The problem ->
Without the pictures, set down every line of the data exactly.
***** Rows *****
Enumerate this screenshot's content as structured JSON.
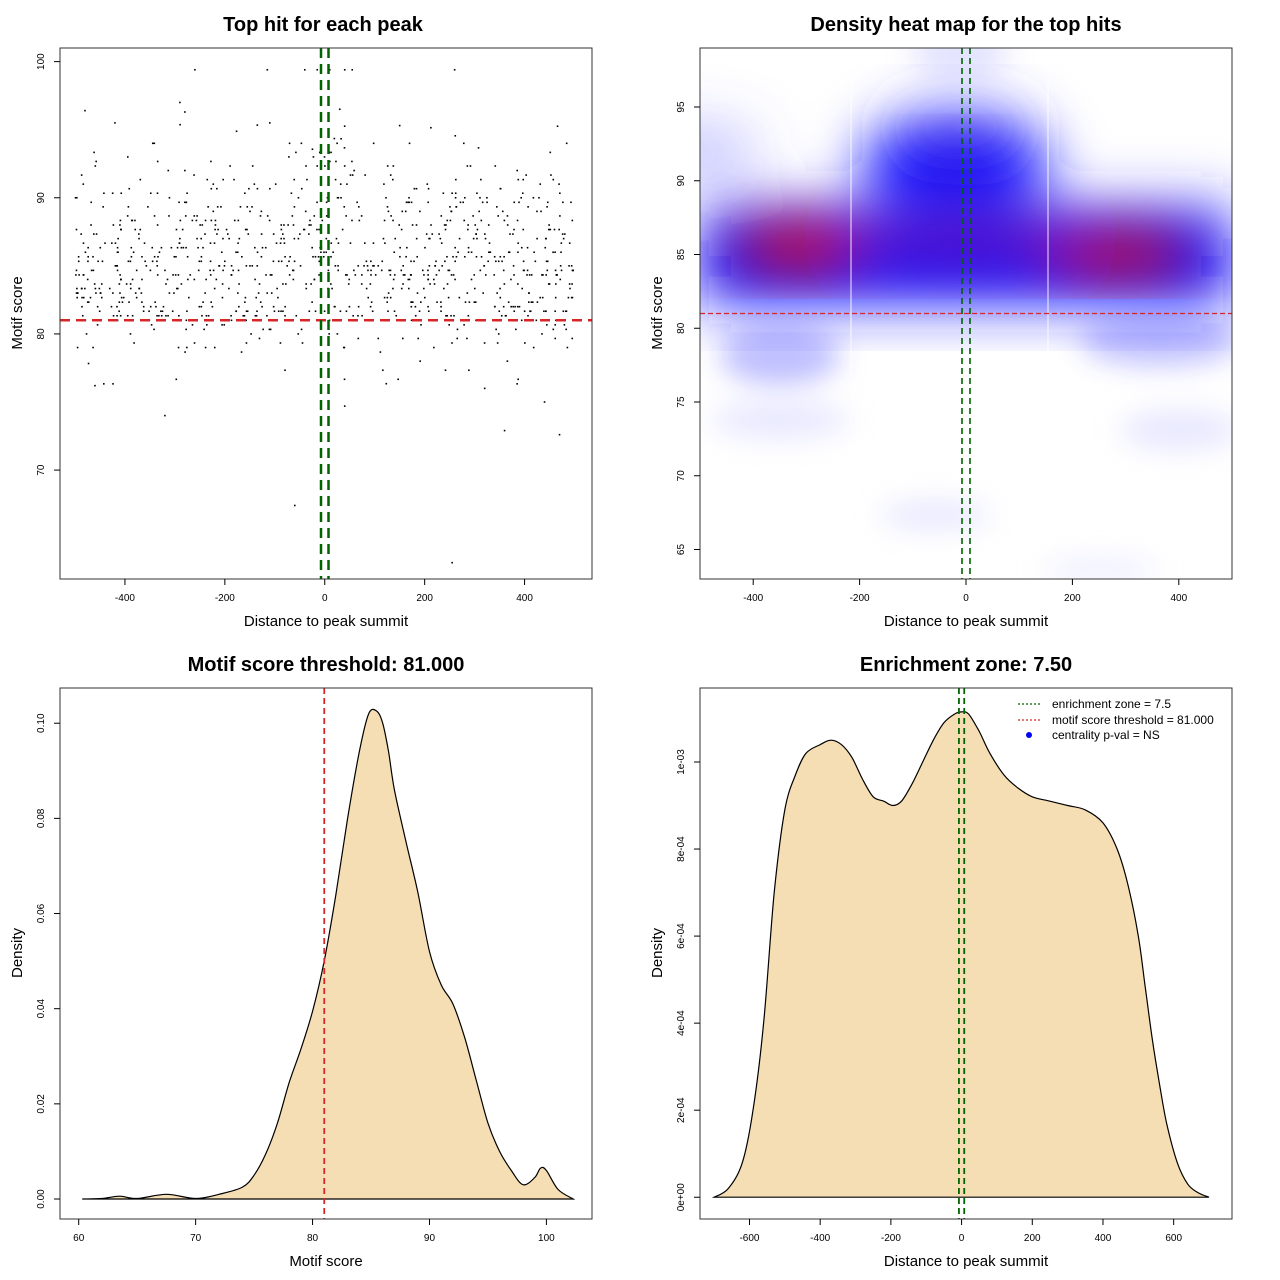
{
  "colors": {
    "threshold_line": "#d62728",
    "zone_line": "#006400",
    "fill": "#f5deb3",
    "heat_low": "#0000ff",
    "heat_high": "#ff0000",
    "points": "#000000"
  },
  "chart_data": [
    {
      "type": "scatter",
      "title": "Top hit for each peak",
      "xlabel": "Distance to peak summit",
      "ylabel": "Motif score",
      "xlim": [
        -530,
        535
      ],
      "ylim": [
        62,
        101
      ],
      "xticks": [
        "-400",
        "-200",
        "0",
        "200",
        "400"
      ],
      "yticks": [
        "70",
        "80",
        "90",
        "100"
      ],
      "threshold": 81.0,
      "zone": [
        -7.5,
        7.5
      ],
      "n_points": 1000,
      "sample_points": [
        [
          -480,
          96.4
        ],
        [
          -260,
          99.4
        ],
        [
          -115,
          99.4
        ],
        [
          -40,
          99.4
        ],
        [
          -15,
          99.4
        ],
        [
          10,
          99.4
        ],
        [
          40,
          99.4
        ],
        [
          55,
          99.4
        ],
        [
          260,
          99.4
        ],
        [
          -290,
          97.0
        ],
        [
          -280,
          96.3
        ],
        [
          30,
          96.5
        ],
        [
          -420,
          95.5
        ],
        [
          -110,
          95.5
        ],
        [
          150,
          95.3
        ],
        [
          -320,
          74.0
        ],
        [
          -460,
          76.2
        ],
        [
          -60,
          67.4
        ],
        [
          40,
          74.7
        ],
        [
          255,
          63.2
        ],
        [
          360,
          72.9
        ],
        [
          470,
          72.6
        ],
        [
          440,
          75.0
        ]
      ]
    },
    {
      "type": "heatmap",
      "title": "Density heat map for the top hits",
      "xlabel": "Distance to peak summit",
      "ylabel": "Motif score",
      "xlim": [
        -500,
        500
      ],
      "ylim": [
        63,
        99
      ],
      "xticks": [
        "-400",
        "-200",
        "0",
        "200",
        "400"
      ],
      "yticks": [
        "65",
        "70",
        "75",
        "80",
        "85",
        "90",
        "95"
      ],
      "threshold": 81.0,
      "zone": [
        -7.5,
        7.5
      ],
      "hot_spots": [
        [
          -310,
          85.5
        ],
        [
          280,
          85.0
        ]
      ]
    },
    {
      "type": "area",
      "title": "Motif score threshold: 81.000",
      "xlabel": "Motif score",
      "ylabel": "Density",
      "xlim": [
        58.4,
        103.9
      ],
      "ylim": [
        -0.0042,
        0.1074
      ],
      "xticks": [
        "60",
        "70",
        "80",
        "90",
        "100"
      ],
      "yticks": [
        "0.00",
        "0.02",
        "0.04",
        "0.06",
        "0.08",
        "0.10"
      ],
      "threshold": 81.0,
      "x": [
        60.3,
        62,
        63.5,
        65,
        67.5,
        70,
        72,
        74,
        75,
        76,
        77,
        78,
        79,
        80,
        81,
        82,
        83,
        84,
        84.8,
        85.5,
        86,
        86.5,
        87,
        88,
        89,
        90,
        91,
        92,
        93,
        94,
        95,
        96,
        97,
        98,
        99,
        99.5,
        100,
        101,
        102.3
      ],
      "y": [
        0.0,
        0.0001,
        0.0006,
        0.0001,
        0.001,
        0.0001,
        0.001,
        0.0025,
        0.005,
        0.0095,
        0.016,
        0.0245,
        0.0315,
        0.0395,
        0.05,
        0.064,
        0.08,
        0.094,
        0.102,
        0.1025,
        0.1,
        0.094,
        0.086,
        0.075,
        0.0645,
        0.052,
        0.045,
        0.041,
        0.034,
        0.025,
        0.016,
        0.01,
        0.006,
        0.003,
        0.0045,
        0.0065,
        0.006,
        0.002,
        0.0
      ]
    },
    {
      "type": "area",
      "title": "Enrichment zone: 7.50",
      "xlabel": "Distance to peak summit",
      "ylabel": "Density",
      "xlim": [
        -740,
        765
      ],
      "ylim": [
        -5e-05,
        0.00117
      ],
      "xticks": [
        "-600",
        "-400",
        "-200",
        "0",
        "200",
        "400",
        "600"
      ],
      "yticks": [
        "0e+00",
        "2e-04",
        "4e-04",
        "6e-04",
        "8e-04",
        "1e-03"
      ],
      "zone": [
        -7.5,
        7.5
      ],
      "legend": {
        "placement": "top-right",
        "entries": [
          {
            "label": "enrichment zone = 7.5",
            "color": "#006400",
            "style": "dotted-line"
          },
          {
            "label": "motif score threshold = 81.000",
            "color": "#d62728",
            "style": "dotted-line"
          },
          {
            "label": "centrality p-val = NS",
            "color": "#0000ff",
            "style": "point"
          }
        ]
      },
      "x": [
        -700,
        -660,
        -620,
        -590,
        -560,
        -530,
        -500,
        -470,
        -440,
        -400,
        -370,
        -340,
        -310,
        -280,
        -250,
        -220,
        -195,
        -170,
        -140,
        -110,
        -80,
        -50,
        -20,
        0,
        20,
        50,
        80,
        120,
        160,
        200,
        250,
        300,
        350,
        400,
        440,
        470,
        500,
        520,
        540,
        560,
        580,
        610,
        640,
        670,
        700
      ],
      "y": [
        0.0,
        2e-05,
        8e-05,
        0.0002,
        0.0004,
        0.0007,
        0.00089,
        0.00097,
        0.00102,
        0.00104,
        0.00105,
        0.00104,
        0.00101,
        0.00096,
        0.00092,
        0.00091,
        0.0009,
        0.00091,
        0.00095,
        0.001,
        0.00105,
        0.00109,
        0.00111,
        0.001115,
        0.00111,
        0.00107,
        0.00102,
        0.00097,
        0.00094,
        0.00092,
        0.00091,
        0.0009,
        0.00089,
        0.00086,
        0.0008,
        0.00072,
        0.0006,
        0.00048,
        0.00036,
        0.00026,
        0.00017,
        8e-05,
        3e-05,
        1e-05,
        0.0
      ]
    }
  ]
}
*****
Output ->
Enumerate this screenshot's content as structured JSON.
{
  "colors": {
    "threshold_line": "#d62728",
    "zone_line": "#006400",
    "fill": "#f5deb3",
    "heat_low": "#0000ff",
    "heat_high": "#ff0000",
    "points": "#000000"
  },
  "chart_data": [
    {
      "type": "scatter",
      "title": "Top hit for each peak",
      "xlabel": "Distance to peak summit",
      "ylabel": "Motif score",
      "xlim": [
        -530,
        535
      ],
      "ylim": [
        62,
        101
      ],
      "xticks": [
        "-400",
        "-200",
        "0",
        "200",
        "400"
      ],
      "yticks": [
        "70",
        "80",
        "90",
        "100"
      ],
      "threshold": 81.0,
      "zone": [
        -7.5,
        7.5
      ],
      "n_points": 1000,
      "sample_points": [
        [
          -480,
          96.4
        ],
        [
          -260,
          99.4
        ],
        [
          -115,
          99.4
        ],
        [
          -40,
          99.4
        ],
        [
          -15,
          99.4
        ],
        [
          10,
          99.4
        ],
        [
          40,
          99.4
        ],
        [
          55,
          99.4
        ],
        [
          260,
          99.4
        ],
        [
          -290,
          97.0
        ],
        [
          -280,
          96.3
        ],
        [
          30,
          96.5
        ],
        [
          -420,
          95.5
        ],
        [
          -110,
          95.5
        ],
        [
          150,
          95.3
        ],
        [
          -320,
          74.0
        ],
        [
          -460,
          76.2
        ],
        [
          -60,
          67.4
        ],
        [
          40,
          74.7
        ],
        [
          255,
          63.2
        ],
        [
          360,
          72.9
        ],
        [
          470,
          72.6
        ],
        [
          440,
          75.0
        ]
      ]
    },
    {
      "type": "heatmap",
      "title": "Density heat map for the top hits",
      "xlabel": "Distance to peak summit",
      "ylabel": "Motif score",
      "xlim": [
        -500,
        500
      ],
      "ylim": [
        63,
        99
      ],
      "xticks": [
        "-400",
        "-200",
        "0",
        "200",
        "400"
      ],
      "yticks": [
        "65",
        "70",
        "75",
        "80",
        "85",
        "90",
        "95"
      ],
      "threshold": 81.0,
      "zone": [
        -7.5,
        7.5
      ],
      "hot_spots": [
        [
          -310,
          85.5
        ],
        [
          280,
          85.0
        ]
      ]
    },
    {
      "type": "area",
      "title": "Motif score threshold: 81.000",
      "xlabel": "Motif score",
      "ylabel": "Density",
      "xlim": [
        58.4,
        103.9
      ],
      "ylim": [
        -0.0042,
        0.1074
      ],
      "xticks": [
        "60",
        "70",
        "80",
        "90",
        "100"
      ],
      "yticks": [
        "0.00",
        "0.02",
        "0.04",
        "0.06",
        "0.08",
        "0.10"
      ],
      "threshold": 81.0,
      "x": [
        60.3,
        62,
        63.5,
        65,
        67.5,
        70,
        72,
        74,
        75,
        76,
        77,
        78,
        79,
        80,
        81,
        82,
        83,
        84,
        84.8,
        85.5,
        86,
        86.5,
        87,
        88,
        89,
        90,
        91,
        92,
        93,
        94,
        95,
        96,
        97,
        98,
        99,
        99.5,
        100,
        101,
        102.3
      ],
      "y": [
        0.0,
        0.0001,
        0.0006,
        0.0001,
        0.001,
        0.0001,
        0.001,
        0.0025,
        0.005,
        0.0095,
        0.016,
        0.0245,
        0.0315,
        0.0395,
        0.05,
        0.064,
        0.08,
        0.094,
        0.102,
        0.1025,
        0.1,
        0.094,
        0.086,
        0.075,
        0.0645,
        0.052,
        0.045,
        0.041,
        0.034,
        0.025,
        0.016,
        0.01,
        0.006,
        0.003,
        0.0045,
        0.0065,
        0.006,
        0.002,
        0.0
      ]
    },
    {
      "type": "area",
      "title": "Enrichment zone: 7.50",
      "xlabel": "Distance to peak summit",
      "ylabel": "Density",
      "xlim": [
        -740,
        765
      ],
      "ylim": [
        -5e-05,
        0.00117
      ],
      "xticks": [
        "-600",
        "-400",
        "-200",
        "0",
        "200",
        "400",
        "600"
      ],
      "yticks": [
        "0e+00",
        "2e-04",
        "4e-04",
        "6e-04",
        "8e-04",
        "1e-03"
      ],
      "zone": [
        -7.5,
        7.5
      ],
      "legend": {
        "placement": "top-right",
        "entries": [
          {
            "label": "enrichment zone = 7.5",
            "color": "#006400",
            "style": "dotted-line"
          },
          {
            "label": "motif score threshold = 81.000",
            "color": "#d62728",
            "style": "dotted-line"
          },
          {
            "label": "centrality p-val = NS",
            "color": "#0000ff",
            "style": "point"
          }
        ]
      },
      "x": [
        -700,
        -660,
        -620,
        -590,
        -560,
        -530,
        -500,
        -470,
        -440,
        -400,
        -370,
        -340,
        -310,
        -280,
        -250,
        -220,
        -195,
        -170,
        -140,
        -110,
        -80,
        -50,
        -20,
        0,
        20,
        50,
        80,
        120,
        160,
        200,
        250,
        300,
        350,
        400,
        440,
        470,
        500,
        520,
        540,
        560,
        580,
        610,
        640,
        670,
        700
      ],
      "y": [
        0.0,
        2e-05,
        8e-05,
        0.0002,
        0.0004,
        0.0007,
        0.00089,
        0.00097,
        0.00102,
        0.00104,
        0.00105,
        0.00104,
        0.00101,
        0.00096,
        0.00092,
        0.00091,
        0.0009,
        0.00091,
        0.00095,
        0.001,
        0.00105,
        0.00109,
        0.00111,
        0.001115,
        0.00111,
        0.00107,
        0.00102,
        0.00097,
        0.00094,
        0.00092,
        0.00091,
        0.0009,
        0.00089,
        0.00086,
        0.0008,
        0.00072,
        0.0006,
        0.00048,
        0.00036,
        0.00026,
        0.00017,
        8e-05,
        3e-05,
        1e-05,
        0.0
      ]
    }
  ]
}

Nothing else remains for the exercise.